Challenge
From the listing below, return each line that includes "heading".

The records
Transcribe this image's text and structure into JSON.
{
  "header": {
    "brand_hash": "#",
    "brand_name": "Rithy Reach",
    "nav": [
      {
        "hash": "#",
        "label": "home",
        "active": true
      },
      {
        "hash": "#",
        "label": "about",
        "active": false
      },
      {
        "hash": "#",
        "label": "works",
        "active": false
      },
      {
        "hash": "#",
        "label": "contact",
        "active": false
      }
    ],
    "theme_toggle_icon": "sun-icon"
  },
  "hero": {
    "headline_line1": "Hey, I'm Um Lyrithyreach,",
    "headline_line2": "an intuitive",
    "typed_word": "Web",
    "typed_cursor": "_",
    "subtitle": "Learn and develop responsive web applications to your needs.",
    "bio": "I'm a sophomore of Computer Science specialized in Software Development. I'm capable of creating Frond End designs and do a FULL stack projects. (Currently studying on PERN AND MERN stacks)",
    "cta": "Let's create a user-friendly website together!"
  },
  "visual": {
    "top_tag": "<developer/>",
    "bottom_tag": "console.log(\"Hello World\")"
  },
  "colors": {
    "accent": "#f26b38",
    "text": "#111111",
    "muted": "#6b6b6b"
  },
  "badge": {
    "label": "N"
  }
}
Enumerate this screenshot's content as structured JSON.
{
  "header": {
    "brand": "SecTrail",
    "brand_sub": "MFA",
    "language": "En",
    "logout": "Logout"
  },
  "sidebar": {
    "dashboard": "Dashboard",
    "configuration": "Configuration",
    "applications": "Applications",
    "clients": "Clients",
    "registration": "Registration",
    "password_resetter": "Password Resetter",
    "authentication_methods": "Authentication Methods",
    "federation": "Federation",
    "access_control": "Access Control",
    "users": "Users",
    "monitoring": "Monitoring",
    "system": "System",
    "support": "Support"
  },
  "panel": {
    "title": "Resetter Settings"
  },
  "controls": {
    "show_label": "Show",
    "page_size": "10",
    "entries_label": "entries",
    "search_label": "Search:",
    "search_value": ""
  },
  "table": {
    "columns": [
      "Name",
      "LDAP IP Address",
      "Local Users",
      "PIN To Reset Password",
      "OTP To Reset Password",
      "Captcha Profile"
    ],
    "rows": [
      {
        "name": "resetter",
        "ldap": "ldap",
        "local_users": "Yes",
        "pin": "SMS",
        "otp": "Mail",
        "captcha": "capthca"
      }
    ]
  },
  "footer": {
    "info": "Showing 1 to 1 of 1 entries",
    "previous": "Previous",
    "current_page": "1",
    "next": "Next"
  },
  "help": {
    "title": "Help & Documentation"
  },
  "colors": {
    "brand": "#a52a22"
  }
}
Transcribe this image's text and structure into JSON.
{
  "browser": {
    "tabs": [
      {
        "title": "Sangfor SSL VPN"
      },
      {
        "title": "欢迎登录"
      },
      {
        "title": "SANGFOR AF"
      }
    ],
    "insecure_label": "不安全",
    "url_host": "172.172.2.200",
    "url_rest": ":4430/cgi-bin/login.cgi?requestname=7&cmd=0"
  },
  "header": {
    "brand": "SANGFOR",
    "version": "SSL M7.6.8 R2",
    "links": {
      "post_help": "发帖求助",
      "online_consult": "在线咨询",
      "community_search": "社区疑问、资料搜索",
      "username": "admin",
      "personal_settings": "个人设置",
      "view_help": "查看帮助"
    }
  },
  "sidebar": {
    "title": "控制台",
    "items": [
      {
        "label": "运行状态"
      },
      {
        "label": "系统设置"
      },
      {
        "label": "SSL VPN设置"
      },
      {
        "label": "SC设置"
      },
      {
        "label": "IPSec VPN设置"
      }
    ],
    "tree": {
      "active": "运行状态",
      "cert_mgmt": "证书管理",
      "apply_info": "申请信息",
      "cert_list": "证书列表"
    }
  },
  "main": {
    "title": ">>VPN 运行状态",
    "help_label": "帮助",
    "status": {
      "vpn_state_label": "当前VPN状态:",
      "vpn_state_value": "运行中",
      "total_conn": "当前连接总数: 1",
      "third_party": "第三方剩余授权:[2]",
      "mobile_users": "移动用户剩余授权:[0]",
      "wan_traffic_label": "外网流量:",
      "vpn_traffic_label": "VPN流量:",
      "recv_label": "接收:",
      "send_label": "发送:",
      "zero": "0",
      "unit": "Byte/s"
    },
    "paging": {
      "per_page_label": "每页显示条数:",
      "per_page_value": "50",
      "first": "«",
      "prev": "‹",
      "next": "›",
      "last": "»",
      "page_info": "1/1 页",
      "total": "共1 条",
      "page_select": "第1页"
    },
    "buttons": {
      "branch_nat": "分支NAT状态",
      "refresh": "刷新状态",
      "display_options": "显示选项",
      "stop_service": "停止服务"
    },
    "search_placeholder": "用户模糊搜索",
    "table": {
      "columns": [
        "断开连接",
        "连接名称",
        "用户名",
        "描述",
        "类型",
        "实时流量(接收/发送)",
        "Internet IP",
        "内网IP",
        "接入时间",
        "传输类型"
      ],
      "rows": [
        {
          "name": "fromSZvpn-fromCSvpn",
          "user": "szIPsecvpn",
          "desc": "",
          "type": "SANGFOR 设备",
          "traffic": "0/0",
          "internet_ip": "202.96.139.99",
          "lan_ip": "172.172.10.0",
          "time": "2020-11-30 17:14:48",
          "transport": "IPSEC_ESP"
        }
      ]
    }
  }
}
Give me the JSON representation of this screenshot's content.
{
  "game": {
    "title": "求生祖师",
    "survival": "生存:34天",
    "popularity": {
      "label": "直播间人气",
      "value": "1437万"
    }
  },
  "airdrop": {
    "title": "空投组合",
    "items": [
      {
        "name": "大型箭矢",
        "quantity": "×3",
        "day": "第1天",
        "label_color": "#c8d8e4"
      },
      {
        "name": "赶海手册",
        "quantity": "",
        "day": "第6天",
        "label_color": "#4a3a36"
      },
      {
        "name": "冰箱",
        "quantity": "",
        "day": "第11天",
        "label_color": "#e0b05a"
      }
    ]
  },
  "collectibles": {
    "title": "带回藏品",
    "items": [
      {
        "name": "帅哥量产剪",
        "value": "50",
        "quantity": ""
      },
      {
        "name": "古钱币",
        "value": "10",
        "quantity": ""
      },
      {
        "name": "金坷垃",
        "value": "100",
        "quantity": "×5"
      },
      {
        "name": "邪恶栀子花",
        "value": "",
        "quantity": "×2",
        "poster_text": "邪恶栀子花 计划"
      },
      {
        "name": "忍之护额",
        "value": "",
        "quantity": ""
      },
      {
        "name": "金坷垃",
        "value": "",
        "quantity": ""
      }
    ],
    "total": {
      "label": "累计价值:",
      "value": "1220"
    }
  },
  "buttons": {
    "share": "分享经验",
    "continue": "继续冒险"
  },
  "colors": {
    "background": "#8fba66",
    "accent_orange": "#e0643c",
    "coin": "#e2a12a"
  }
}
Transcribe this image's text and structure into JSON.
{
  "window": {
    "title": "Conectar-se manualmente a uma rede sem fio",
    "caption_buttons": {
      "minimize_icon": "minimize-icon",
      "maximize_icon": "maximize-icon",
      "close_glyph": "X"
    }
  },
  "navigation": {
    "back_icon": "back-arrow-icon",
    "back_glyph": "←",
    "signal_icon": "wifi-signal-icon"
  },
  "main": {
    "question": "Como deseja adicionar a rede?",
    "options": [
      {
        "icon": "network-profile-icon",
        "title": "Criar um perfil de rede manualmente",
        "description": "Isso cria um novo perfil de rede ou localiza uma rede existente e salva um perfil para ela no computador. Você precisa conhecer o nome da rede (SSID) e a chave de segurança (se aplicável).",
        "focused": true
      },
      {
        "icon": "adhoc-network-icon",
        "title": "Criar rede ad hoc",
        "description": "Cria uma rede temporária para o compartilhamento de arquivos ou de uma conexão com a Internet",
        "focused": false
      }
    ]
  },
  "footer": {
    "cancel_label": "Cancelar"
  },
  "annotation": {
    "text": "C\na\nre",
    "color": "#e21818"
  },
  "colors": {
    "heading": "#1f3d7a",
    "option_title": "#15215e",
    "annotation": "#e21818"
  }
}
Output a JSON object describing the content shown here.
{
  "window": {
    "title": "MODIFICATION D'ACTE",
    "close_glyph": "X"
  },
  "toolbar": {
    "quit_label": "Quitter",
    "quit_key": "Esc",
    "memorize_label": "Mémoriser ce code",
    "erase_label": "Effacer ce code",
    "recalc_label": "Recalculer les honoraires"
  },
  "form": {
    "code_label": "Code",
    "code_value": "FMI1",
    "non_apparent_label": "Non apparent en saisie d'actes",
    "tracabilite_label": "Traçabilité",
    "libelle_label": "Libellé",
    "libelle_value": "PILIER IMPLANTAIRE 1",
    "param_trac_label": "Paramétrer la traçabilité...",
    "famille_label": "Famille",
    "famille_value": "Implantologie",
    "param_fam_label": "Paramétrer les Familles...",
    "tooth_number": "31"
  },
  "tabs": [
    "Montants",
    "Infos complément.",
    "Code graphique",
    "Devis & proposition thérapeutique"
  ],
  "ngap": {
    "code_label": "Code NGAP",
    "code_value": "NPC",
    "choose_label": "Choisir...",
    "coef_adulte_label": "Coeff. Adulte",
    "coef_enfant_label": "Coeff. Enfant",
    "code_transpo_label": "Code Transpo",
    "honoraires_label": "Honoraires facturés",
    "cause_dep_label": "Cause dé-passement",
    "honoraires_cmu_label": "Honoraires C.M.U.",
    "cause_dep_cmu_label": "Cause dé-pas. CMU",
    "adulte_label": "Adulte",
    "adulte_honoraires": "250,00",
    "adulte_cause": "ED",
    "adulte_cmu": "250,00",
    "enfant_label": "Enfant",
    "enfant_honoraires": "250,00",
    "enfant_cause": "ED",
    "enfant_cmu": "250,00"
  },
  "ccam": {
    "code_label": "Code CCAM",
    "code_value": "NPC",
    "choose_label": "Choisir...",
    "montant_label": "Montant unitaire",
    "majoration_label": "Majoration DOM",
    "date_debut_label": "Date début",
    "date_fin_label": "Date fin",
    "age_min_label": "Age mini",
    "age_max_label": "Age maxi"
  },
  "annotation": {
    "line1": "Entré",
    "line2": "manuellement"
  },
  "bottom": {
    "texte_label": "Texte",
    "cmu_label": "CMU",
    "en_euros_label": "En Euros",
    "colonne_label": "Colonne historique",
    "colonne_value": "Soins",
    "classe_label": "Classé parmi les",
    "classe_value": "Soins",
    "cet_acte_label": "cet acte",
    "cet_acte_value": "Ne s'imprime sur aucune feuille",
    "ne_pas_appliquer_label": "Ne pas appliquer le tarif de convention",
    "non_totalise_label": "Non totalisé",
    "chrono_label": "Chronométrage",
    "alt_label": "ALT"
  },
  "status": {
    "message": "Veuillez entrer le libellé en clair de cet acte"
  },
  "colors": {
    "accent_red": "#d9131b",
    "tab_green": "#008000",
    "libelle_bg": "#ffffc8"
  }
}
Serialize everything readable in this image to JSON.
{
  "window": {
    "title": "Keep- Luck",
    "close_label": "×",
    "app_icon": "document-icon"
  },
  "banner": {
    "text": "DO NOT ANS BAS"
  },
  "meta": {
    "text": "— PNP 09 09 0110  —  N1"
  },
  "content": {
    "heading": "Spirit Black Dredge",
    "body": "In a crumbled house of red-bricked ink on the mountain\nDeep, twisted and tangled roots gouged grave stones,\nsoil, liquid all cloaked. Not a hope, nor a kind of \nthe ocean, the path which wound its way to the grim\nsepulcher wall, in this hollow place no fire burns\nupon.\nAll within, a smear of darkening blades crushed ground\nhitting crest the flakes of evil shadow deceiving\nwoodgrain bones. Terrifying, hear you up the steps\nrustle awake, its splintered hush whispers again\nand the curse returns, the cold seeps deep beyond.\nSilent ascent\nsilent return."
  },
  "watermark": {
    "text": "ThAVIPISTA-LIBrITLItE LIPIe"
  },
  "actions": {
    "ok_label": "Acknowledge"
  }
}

Reply to the task
    "heading": "#1f3d7a",
    "heading": "Spirit Black Dredge",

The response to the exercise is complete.